▶ _Task instructions_
Go through the records underneath and write each one out again exactly.
# Start of Raw records
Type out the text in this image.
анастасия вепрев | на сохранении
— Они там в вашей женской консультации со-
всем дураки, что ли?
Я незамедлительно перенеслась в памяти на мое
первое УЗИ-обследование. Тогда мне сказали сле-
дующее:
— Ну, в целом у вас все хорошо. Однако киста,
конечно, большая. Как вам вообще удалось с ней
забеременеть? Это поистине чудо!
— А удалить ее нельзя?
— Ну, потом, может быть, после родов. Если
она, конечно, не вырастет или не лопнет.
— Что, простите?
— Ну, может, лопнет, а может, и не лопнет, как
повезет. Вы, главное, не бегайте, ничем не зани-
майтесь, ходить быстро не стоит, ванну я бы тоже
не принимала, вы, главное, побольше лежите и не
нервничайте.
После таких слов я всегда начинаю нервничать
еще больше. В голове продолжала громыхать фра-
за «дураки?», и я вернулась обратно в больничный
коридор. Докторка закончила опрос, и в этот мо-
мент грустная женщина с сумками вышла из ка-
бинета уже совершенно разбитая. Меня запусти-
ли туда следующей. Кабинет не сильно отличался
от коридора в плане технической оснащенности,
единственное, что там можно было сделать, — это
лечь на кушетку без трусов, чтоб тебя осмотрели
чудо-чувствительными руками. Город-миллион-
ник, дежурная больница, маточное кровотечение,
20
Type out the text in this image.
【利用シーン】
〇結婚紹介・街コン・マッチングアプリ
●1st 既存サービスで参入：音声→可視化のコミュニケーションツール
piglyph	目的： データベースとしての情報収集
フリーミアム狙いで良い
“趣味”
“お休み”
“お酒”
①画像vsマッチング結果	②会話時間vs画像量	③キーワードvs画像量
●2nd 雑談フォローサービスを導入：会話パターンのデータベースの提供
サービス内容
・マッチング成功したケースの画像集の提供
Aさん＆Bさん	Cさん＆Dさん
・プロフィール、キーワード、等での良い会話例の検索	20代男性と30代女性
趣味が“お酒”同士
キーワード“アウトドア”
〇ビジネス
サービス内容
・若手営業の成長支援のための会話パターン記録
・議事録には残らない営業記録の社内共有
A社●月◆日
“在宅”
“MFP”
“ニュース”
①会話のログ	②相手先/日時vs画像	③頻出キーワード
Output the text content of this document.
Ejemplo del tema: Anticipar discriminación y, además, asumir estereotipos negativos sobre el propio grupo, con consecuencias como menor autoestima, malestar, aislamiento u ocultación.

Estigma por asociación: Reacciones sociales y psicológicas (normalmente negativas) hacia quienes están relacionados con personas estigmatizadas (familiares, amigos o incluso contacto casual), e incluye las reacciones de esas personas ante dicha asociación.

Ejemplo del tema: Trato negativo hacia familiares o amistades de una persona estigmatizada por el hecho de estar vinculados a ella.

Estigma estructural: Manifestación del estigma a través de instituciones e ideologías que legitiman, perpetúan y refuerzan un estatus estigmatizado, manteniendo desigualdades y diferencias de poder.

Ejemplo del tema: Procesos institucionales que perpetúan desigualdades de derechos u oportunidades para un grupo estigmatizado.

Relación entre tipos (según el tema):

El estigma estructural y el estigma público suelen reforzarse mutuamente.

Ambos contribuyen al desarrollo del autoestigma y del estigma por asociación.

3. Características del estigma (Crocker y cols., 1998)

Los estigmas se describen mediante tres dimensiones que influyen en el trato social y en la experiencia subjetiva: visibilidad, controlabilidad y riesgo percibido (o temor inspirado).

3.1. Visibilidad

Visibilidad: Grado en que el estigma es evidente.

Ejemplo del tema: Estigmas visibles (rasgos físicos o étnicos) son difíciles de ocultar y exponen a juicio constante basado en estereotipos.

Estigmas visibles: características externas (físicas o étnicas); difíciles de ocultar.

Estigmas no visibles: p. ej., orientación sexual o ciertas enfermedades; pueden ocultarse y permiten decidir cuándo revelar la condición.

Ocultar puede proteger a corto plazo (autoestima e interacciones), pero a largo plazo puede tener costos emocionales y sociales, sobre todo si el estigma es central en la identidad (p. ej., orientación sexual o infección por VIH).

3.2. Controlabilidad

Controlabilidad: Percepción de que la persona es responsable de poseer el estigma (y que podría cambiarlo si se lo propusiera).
# End of Raw records
▶ _Solution for this problem_
Type out the text in this image.
анастасия вепрев | на сохранении
— Они там в вашей женской консультации со-
всем дураки, что ли?
Я незамедлительно перенеслась в памяти на мое
первое УЗИ-обследование. Тогда мне сказали сле-
дующее:
— Ну, в целом у вас все хорошо. Однако киста,
конечно, большая. Как вам вообще удалось с ней
забеременеть? Это поистине чудо!
— А удалить ее нельзя?
— Ну, потом, может быть, после родов. Если
она, конечно, не вырастет или не лопнет.
— Что, простите?
— Ну, может, лопнет, а может, и не лопнет, как
повезет. Вы, главное, не бегайте, ничем не зани-
майтесь, ходить быстро не стоит, ванну я бы тоже
не принимала, вы, главное, побольше лежите и не
нервничайте.
После таких слов я всегда начинаю нервничать
еще больше. В голове продолжала громыхать фра-
за «дураки?», и я вернулась обратно в больничный
коридор. Докторка закончила опрос, и в этот мо-
мент грустная женщина с сумками вышла из ка-
бинета уже совершенно разбитая. Меня запусти-
ли туда следующей. Кабинет не сильно отличался
от коридора в плане технической оснащенности,
единственное, что там можно было сделать, — это
лечь на кушетку без трусов, чтоб тебя осмотрели
чудо-чувствительными руками. Город-миллион-
ник, дежурная больница, маточное кровотечение,
20
Type out the text in this image.
【利用シーン】
〇結婚紹介・街コン・マッチングアプリ
●1st 既存サービスで参入：音声→可視化のコミュニケーションツール
piglyph	目的： データベースとしての情報収集
フリーミアム狙いで良い
“趣味”
“お休み”
“お酒”
①画像vsマッチング結果	②会話時間vs画像量	③キーワードvs画像量
●2nd 雑談フォローサービスを導入：会話パターンのデータベースの提供
サービス内容
・マッチング成功したケースの画像集の提供
Aさん＆Bさん	Cさん＆Dさん
・プロフィール、キーワード、等での良い会話例の検索	20代男性と30代女性
趣味が“お酒”同士
キーワード“アウトドア”
〇ビジネス
サービス内容
・若手営業の成長支援のための会話パターン記録
・議事録には残らない営業記録の社内共有
A社●月◆日
“在宅”
“MFP”
“ニュース”
①会話のログ	②相手先/日時vs画像	③頻出キーワード
Output the text content of this document.
Ejemplo del tema: Anticipar discriminación y, además, asumir estereotipos negativos sobre el propio grupo, con consecuencias como menor autoestima, malestar, aislamiento u ocultación.

Estigma por asociación: Reacciones sociales y psicológicas (normalmente negativas) hacia quienes están relacionados con personas estigmatizadas (familiares, amigos o incluso contacto casual), e incluye las reacciones de esas personas ante dicha asociación.

Ejemplo del tema: Trato negativo hacia familiares o amistades de una persona estigmatizada por el hecho de estar vinculados a ella.

Estigma estructural: Manifestación del estigma a través de instituciones e ideologías que legitiman, perpetúan y refuerzan un estatus estigmatizado, manteniendo desigualdades y diferencias de poder.

Ejemplo del tema: Procesos institucionales que perpetúan desigualdades de derechos u oportunidades para un grupo estigmatizado.

Relación entre tipos (según el tema):

El estigma estructural y el estigma público suelen reforzarse mutuamente.

Ambos contribuyen al desarrollo del autoestigma y del estigma por asociación.

3. Características del estigma (Crocker y cols., 1998)

Los estigmas se describen mediante tres dimensiones que influyen en el trato social y en la experiencia subjetiva: visibilidad, controlabilidad y riesgo percibido (o temor inspirado).

3.1. Visibilidad

Visibilidad: Grado en que el estigma es evidente.

Ejemplo del tema: Estigmas visibles (rasgos físicos o étnicos) son difíciles de ocultar y exponen a juicio constante basado en estereotipos.

Estigmas visibles: características externas (físicas o étnicas); difíciles de ocultar.

Estigmas no visibles: p. ej., orientación sexual o ciertas enfermedades; pueden ocultarse y permiten decidir cuándo revelar la condición.

Ocultar puede proteger a corto plazo (autoestima e interacciones), pero a largo plazo puede tener costos emocionales y sociales, sobre todo si el estigma es central en la identidad (p. ej., orientación sexual o infección por VIH).

3.2. Controlabilidad

Controlabilidad: Percepción de que la persona es responsable de poseer el estigma (y que podría cambiarlo si se lo propusiera).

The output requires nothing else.